» **Aufgaben**
A - Wer organisierte laut dem Text über den Netzausbau das Treffen in Emmendingen?
B - Nenne alle Faktoren, die laut dem Text über den Netzausbau die Netze zusätzlich unter Druck setzen.
C - Gib aus dem Text über den Netzausbau den Abschnitt von „Bei dem Treffen“ bis einschließlich „einen Netzanschluss beantragen.“ wortgetreu wieder.
═══ Vorliegender Text
Netzausbau stockt: Wie Kommunen und Betreiber die Energiewende beschleunigen wollen
Mahmut UllmannNetzausbau stockt: Wie Kommunen und Betreiber die Energiewende beschleunigen wollen
Vertreter von Netzbetreibern, Kommunen und Behörden trafen sich in Emmendingen, um die Herausforderungen beim Ausbau der Stromnetze zu erörtern. Die Veranstaltung wurde vom Regionalverband Südlicher Oberrhein organisiert, an der auch die großen regionalen Netzbetreiber teilnahmen. Im Mittelpunkt der Gespräche stand die wachsende Belastung der Netze durch den steigenden Strombedarf und den Ausbau erneuerbarer Energien.
Bei dem Treffen wurde deutlich, dass vor allem Wärmepumpen, Elektrofahrzeuge und neue Industrieverbraucher die Netze zusätzlich unter Druck setzen. Der Ausbau erneuerbarer Energien und die steigende Nachfrage übersteigen die Infrastrukturentwicklung, was zu Verzögerungen bei neuen Wind- und Solarprojekten sowie bei Unternehmen führt, die einen Netzanschluss beantragen.
══════
═══ Extrahierte Zeilen
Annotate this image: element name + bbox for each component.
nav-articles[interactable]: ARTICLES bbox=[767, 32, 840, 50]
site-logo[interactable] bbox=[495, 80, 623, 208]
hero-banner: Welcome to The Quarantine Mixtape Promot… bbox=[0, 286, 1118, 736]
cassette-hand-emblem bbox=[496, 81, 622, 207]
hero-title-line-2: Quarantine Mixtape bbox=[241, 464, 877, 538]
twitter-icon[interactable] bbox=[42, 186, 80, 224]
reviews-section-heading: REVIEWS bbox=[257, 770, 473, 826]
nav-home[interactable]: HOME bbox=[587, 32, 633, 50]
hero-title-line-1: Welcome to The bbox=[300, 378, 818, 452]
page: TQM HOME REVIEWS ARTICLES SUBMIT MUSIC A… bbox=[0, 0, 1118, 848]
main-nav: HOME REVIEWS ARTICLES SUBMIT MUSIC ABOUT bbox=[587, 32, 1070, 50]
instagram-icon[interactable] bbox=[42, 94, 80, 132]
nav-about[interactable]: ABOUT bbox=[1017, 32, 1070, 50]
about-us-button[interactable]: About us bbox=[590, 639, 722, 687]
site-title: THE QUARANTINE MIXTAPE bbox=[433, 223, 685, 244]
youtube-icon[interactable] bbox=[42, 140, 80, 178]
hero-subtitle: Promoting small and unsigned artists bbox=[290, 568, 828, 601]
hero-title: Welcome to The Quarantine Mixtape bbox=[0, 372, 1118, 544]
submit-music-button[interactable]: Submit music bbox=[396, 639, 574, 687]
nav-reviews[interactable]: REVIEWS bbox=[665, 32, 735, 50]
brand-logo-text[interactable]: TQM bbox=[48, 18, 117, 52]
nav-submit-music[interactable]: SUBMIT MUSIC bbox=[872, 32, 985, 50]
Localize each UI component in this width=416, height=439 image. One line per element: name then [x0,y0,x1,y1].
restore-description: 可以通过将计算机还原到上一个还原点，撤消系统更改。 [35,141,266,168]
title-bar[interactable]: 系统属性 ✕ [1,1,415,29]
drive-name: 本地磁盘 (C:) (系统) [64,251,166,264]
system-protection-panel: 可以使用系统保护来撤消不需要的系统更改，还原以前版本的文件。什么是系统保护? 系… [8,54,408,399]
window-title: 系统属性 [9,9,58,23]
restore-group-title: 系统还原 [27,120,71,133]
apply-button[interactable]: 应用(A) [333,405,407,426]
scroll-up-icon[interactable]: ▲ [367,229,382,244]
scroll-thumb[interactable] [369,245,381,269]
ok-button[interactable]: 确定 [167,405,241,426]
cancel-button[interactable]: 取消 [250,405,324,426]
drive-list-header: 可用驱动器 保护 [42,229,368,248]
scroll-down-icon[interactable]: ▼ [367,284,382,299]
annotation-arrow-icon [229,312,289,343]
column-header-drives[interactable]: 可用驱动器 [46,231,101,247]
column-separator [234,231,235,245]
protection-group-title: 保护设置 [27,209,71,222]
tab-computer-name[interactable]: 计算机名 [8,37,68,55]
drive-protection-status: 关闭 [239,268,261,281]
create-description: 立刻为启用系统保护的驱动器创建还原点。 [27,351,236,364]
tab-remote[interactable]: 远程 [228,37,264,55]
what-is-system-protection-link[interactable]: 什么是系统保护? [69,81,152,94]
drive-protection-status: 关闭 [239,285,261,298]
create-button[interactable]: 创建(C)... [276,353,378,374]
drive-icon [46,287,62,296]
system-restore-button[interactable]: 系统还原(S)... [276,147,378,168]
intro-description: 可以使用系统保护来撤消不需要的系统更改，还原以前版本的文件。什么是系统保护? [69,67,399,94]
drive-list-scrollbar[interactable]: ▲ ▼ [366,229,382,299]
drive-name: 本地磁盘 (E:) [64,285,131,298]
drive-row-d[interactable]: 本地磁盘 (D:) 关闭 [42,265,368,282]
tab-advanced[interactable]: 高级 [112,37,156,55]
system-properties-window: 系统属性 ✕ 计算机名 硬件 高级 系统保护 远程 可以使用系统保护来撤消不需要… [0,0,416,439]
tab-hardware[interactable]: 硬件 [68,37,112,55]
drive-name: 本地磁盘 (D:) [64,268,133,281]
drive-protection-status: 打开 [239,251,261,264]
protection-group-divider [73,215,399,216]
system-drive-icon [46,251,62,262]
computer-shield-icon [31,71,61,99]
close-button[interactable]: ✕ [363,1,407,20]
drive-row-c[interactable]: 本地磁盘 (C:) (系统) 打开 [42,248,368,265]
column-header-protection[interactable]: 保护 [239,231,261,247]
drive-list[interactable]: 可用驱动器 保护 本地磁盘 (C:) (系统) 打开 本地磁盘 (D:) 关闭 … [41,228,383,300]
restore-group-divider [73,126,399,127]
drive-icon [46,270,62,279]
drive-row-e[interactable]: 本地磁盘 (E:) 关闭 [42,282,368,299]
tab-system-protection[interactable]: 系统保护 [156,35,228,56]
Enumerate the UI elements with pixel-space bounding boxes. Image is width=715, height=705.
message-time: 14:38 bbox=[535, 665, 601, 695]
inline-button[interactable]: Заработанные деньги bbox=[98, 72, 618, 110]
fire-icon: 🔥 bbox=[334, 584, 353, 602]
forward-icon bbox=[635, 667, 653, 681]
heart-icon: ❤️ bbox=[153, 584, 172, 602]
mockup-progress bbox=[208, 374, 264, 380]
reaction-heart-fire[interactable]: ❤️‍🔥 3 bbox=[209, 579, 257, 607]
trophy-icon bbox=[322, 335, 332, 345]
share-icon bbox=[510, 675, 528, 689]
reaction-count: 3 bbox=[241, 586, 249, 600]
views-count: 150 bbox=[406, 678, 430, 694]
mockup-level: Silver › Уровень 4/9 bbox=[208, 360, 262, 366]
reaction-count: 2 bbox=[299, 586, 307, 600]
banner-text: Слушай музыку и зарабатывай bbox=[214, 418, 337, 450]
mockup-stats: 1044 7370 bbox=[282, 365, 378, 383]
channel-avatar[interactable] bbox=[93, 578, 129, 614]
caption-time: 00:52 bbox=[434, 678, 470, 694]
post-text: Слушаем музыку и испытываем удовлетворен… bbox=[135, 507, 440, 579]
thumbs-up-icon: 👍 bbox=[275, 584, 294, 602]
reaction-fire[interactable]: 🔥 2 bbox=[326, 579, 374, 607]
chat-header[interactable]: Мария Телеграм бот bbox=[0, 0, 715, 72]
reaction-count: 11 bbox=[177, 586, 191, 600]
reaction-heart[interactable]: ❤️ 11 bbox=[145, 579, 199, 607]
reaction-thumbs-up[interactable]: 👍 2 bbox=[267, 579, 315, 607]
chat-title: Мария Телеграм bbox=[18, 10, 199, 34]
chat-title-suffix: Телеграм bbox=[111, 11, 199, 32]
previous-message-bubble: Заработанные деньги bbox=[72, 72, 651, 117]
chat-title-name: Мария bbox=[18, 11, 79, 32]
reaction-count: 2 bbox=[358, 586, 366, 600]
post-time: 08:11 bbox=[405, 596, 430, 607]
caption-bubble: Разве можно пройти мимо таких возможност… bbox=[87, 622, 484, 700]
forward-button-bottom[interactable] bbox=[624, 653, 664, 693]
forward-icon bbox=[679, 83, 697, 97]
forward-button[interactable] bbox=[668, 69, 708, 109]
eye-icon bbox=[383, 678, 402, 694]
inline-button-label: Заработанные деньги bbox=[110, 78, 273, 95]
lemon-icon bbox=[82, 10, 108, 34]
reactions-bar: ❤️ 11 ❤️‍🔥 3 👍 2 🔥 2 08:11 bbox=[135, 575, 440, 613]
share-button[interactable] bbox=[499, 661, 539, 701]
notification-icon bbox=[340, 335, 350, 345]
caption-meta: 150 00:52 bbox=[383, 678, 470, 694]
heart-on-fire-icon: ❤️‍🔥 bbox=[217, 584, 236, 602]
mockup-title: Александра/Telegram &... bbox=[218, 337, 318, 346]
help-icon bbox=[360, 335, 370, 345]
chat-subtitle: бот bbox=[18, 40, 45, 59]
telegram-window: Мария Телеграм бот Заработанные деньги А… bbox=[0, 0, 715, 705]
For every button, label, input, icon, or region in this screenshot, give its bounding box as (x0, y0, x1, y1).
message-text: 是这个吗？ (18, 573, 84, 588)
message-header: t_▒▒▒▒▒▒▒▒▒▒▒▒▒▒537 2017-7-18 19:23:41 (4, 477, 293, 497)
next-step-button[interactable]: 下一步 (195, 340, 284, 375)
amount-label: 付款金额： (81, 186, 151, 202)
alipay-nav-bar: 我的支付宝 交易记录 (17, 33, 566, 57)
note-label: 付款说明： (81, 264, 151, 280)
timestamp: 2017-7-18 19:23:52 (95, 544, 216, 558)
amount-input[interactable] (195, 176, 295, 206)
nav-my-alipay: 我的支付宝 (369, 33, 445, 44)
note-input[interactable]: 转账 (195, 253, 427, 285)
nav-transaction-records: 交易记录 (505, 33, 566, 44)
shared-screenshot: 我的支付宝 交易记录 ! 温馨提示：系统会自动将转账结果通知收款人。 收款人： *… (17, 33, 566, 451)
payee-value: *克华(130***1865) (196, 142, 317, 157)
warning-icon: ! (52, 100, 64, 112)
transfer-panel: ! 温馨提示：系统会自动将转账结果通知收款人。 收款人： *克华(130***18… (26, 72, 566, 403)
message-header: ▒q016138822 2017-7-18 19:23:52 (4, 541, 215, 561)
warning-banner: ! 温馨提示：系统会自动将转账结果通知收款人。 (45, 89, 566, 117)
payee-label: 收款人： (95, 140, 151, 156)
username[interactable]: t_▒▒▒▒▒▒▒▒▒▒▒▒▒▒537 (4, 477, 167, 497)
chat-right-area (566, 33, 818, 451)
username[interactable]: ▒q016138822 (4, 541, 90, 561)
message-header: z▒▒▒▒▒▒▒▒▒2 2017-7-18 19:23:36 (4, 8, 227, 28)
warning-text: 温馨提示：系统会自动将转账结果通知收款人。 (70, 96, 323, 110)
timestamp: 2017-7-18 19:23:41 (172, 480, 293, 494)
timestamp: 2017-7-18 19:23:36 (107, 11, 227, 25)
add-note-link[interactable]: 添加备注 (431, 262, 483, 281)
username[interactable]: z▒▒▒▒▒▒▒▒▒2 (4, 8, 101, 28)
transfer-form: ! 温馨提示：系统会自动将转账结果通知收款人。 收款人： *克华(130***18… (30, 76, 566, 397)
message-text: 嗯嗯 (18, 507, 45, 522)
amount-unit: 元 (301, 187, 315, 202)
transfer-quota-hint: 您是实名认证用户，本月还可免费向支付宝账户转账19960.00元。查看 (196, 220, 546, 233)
══════
» **Lösungen**
A - Der Regionalverband Südlicher Oberrhein organisierte das Treffen.

B - Wärmepumpen, Elektrofahrzeuge, neue Industrieverbraucher

C -
Bei dem Treffen wurde deutlich, dass vor allem Wärmepumpen, Elektrofahrzeuge und neue Industrieverbraucher die Netze zusätzlich unter Druck setzen. Der Ausbau erneuerbarer Energien und die steigende Nachfrage übersteigen die Infrastrukturentwicklung, was zu Verzögerungen bei neuen Wind- und Solarprojekten sowie bei Unternehmen führt, die einen Netzanschluss beantragen.